**GIVEN PROBLEM**
Read through the data and report every line in which the word "Paraná" occurs.

**RECORDS FOR PROCESSING**
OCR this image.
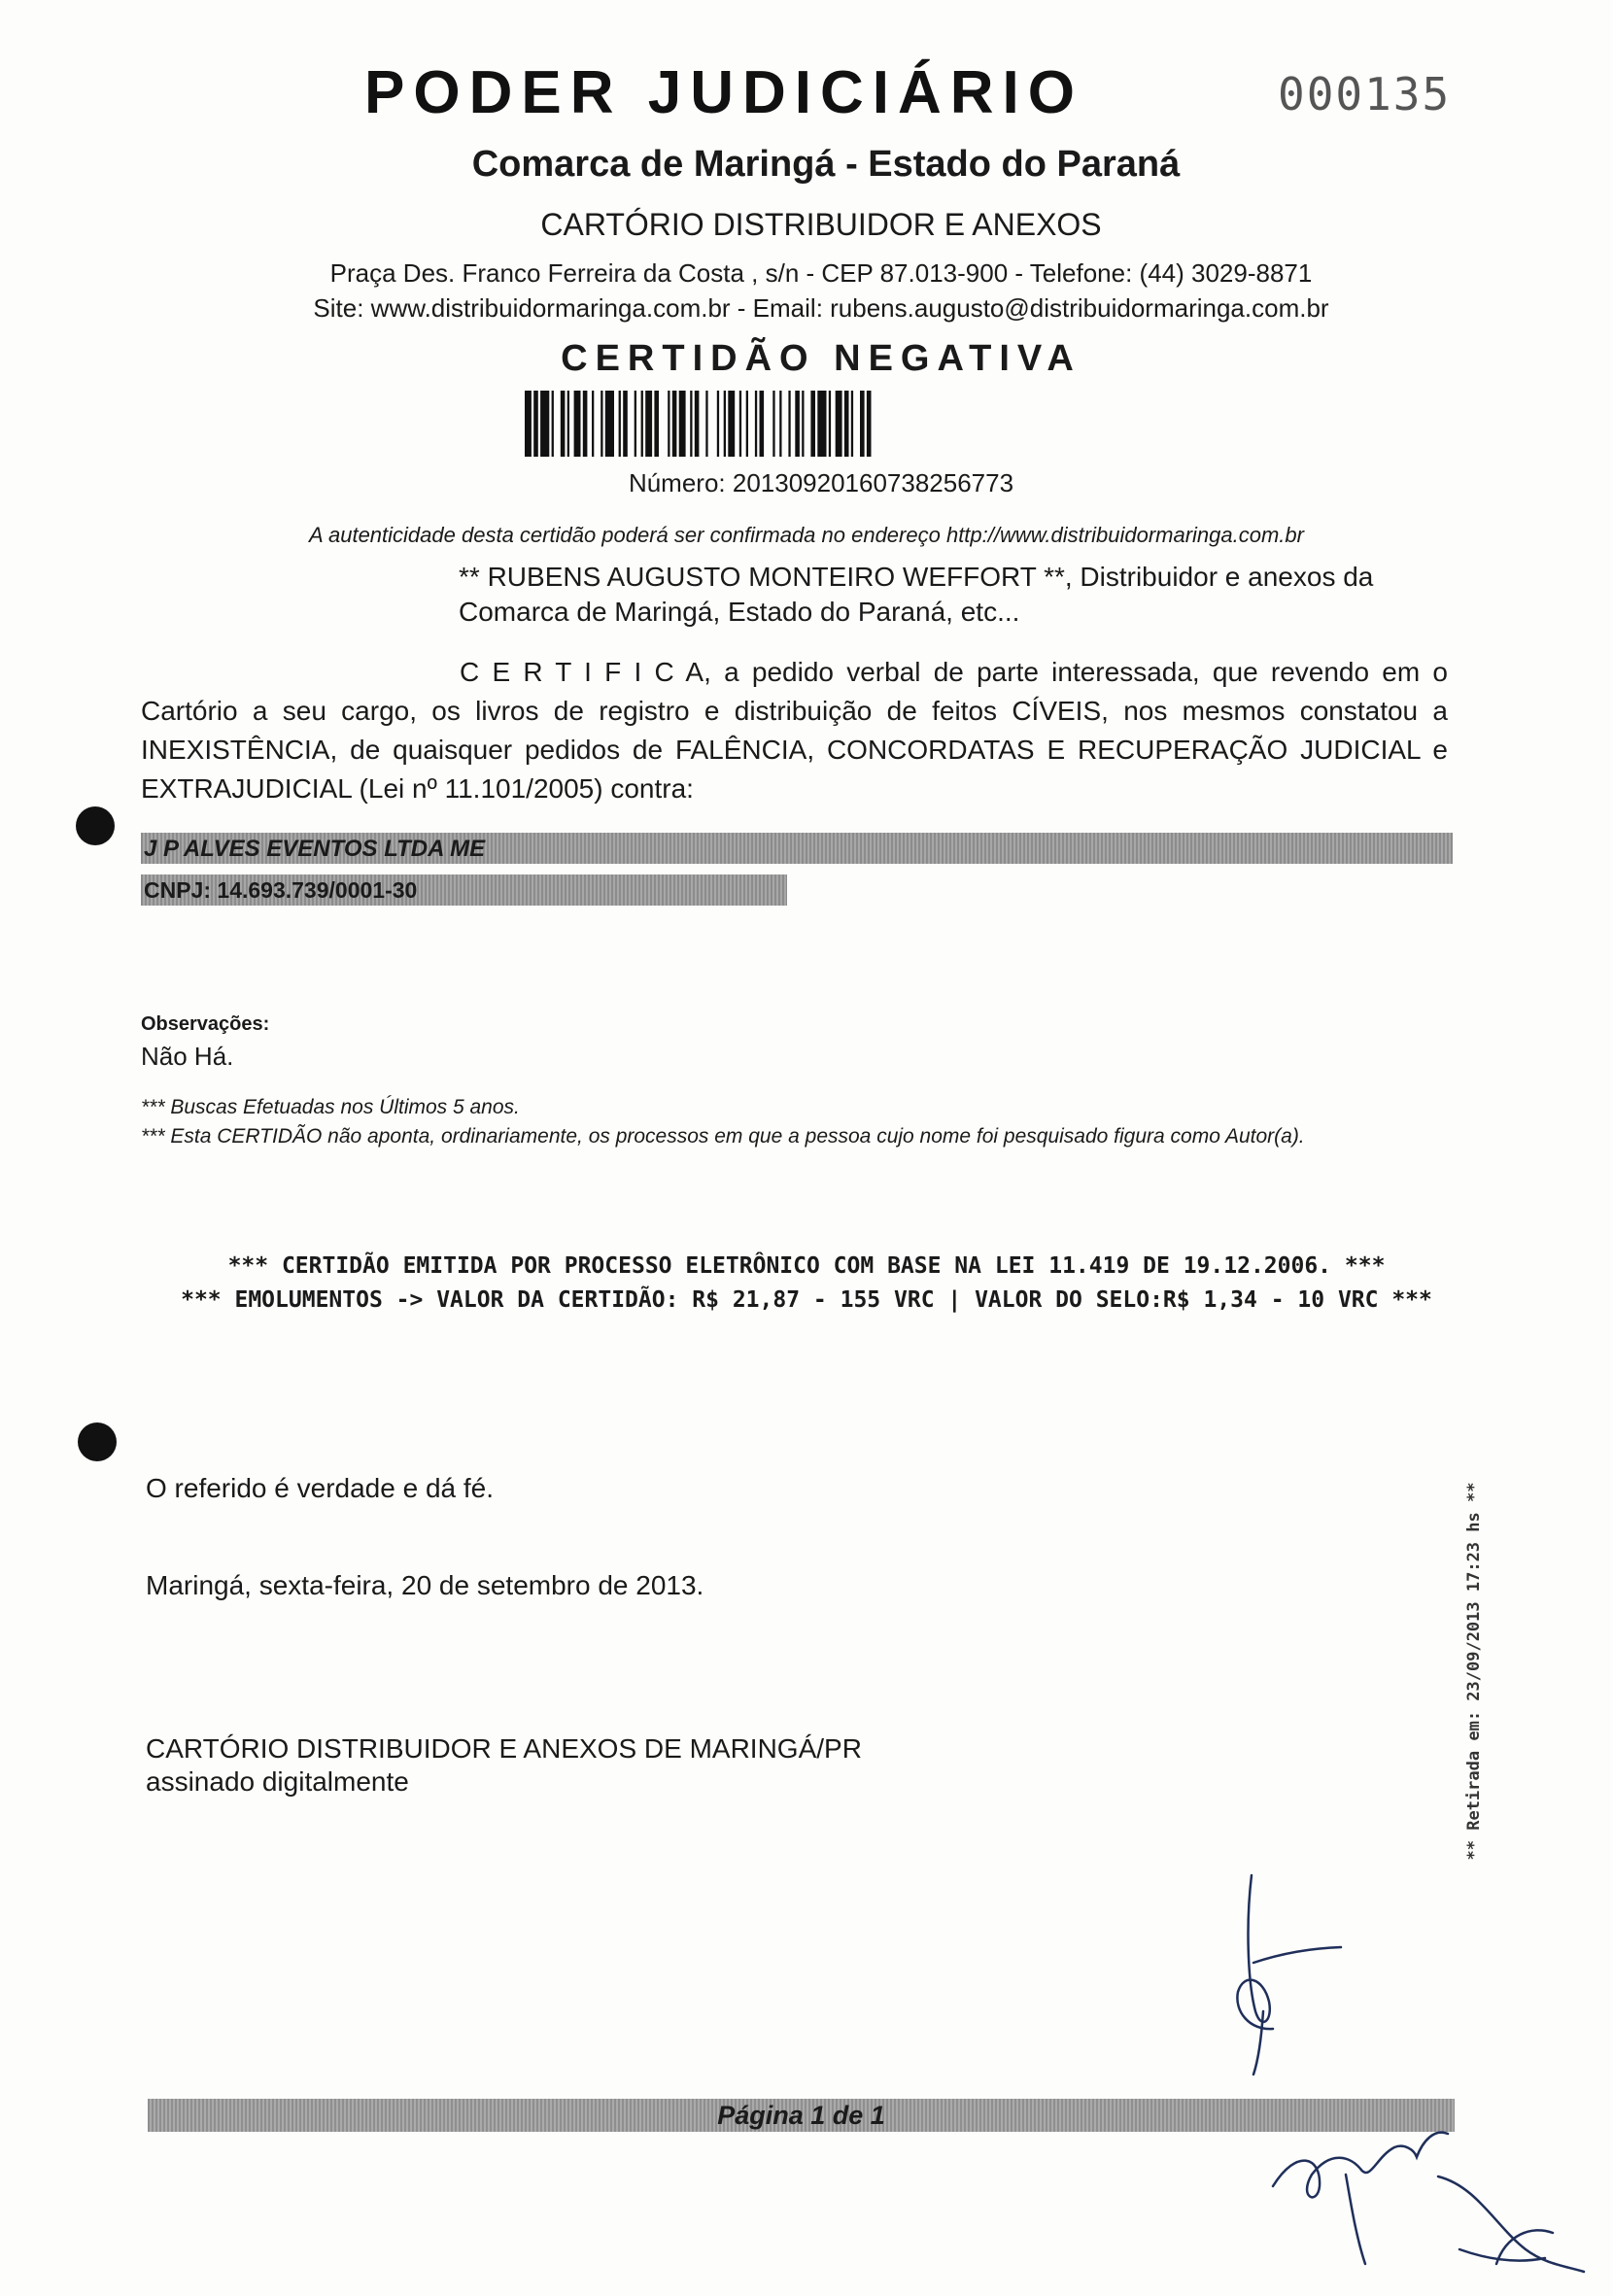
PODER JUDICIÁRIO	000135
Comarca de Maringá - Estado do Paraná
CARTÓRIO DISTRIBUIDOR E ANEXOS
Praça Des. Franco Ferreira da Costa , s/n - CEP 87.013-900 - Telefone: (44) 3029-8871
Site: www.distribuidormaringa.com.br - Email: rubens.augusto@distribuidormaringa.com.br
CERTIDÃO NEGATIVA
Número: 20130920160738256773
A autenticidade desta certidão poderá ser confirmada no endereço http://www.distribuidormaringa.com.br
** RUBENS AUGUSTO MONTEIRO WEFFORT **, Distribuidor e anexos da
Comarca de Maringá, Estado do Paraná, etc...
C E R T I F I C A, a pedido verbal de parte interessada, que revendo em o Cartório a seu cargo, os livros de registro e distribuição de feitos CÍVEIS, nos mesmos constatou a INEXISTÊNCIA, de quaisquer pedidos de FALÊNCIA, CONCORDATAS E RECUPERAÇÃO JUDICIAL e EXTRAJUDICIAL (Lei nº 11.101/2005) contra:
J P ALVES EVENTOS LTDA ME
CNPJ: 14.693.739/0001-30
Observações:
Não Há.
*** Buscas Efetuadas nos Últimos 5 anos.
*** Esta CERTIDÃO não aponta, ordinariamente, os processos em que a pessoa cujo nome foi pesquisado figura como Autor(a).
*** CERTIDÃO EMITIDA POR PROCESSO ELETRÔNICO COM BASE NA LEI 11.419 DE 19.12.2006. ***
*** EMOLUMENTOS -> VALOR DA CERTIDÃO: R$ 21,87 - 155 VRC | VALOR DO SELO:R$ 1,34 - 10 VRC ***
O referido é verdade e dá fé.
Maringá, sexta-feira, 20 de setembro de 2013.
CARTÓRIO DISTRIBUIDOR E ANEXOS DE MARINGÁ/PR
assinado digitalmente	** Retirada em: 23/09/2013 17:23 hs **
Página 1 de 1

**RESULT BELOW**
Comarca de Maringá - Estado do Paraná
Comarca de Maringá, Estado do Paraná, etc...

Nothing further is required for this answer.